Aim
Return a copy of each line that holds the string "West".

-------- Provided data

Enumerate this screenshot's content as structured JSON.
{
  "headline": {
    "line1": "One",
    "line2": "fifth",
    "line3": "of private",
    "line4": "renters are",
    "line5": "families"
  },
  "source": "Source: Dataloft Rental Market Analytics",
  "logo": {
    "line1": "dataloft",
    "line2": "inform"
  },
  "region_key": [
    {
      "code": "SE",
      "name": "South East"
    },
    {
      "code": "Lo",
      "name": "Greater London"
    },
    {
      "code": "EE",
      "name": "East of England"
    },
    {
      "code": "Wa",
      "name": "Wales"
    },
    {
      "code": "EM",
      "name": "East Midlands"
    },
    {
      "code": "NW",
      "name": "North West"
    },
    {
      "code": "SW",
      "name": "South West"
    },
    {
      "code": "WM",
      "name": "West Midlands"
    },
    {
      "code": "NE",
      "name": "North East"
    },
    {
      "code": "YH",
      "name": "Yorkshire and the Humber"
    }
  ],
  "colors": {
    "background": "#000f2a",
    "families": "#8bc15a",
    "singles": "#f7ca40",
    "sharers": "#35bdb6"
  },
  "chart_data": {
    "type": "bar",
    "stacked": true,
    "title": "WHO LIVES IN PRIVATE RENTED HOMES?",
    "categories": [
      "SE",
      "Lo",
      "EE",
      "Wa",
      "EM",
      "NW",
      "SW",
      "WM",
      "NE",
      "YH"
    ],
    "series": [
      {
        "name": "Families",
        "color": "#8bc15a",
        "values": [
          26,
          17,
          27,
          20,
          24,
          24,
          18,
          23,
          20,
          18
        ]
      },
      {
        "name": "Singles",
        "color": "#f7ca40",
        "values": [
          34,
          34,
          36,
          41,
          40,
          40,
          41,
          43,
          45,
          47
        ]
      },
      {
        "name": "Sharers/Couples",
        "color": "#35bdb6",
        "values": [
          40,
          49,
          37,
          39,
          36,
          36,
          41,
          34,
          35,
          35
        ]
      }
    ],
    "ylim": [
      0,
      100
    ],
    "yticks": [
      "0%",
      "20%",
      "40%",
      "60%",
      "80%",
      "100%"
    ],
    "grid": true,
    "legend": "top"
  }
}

----------------

Correct response
      "name": "North West"
      "name": "South West"
      "name": "West Midlands"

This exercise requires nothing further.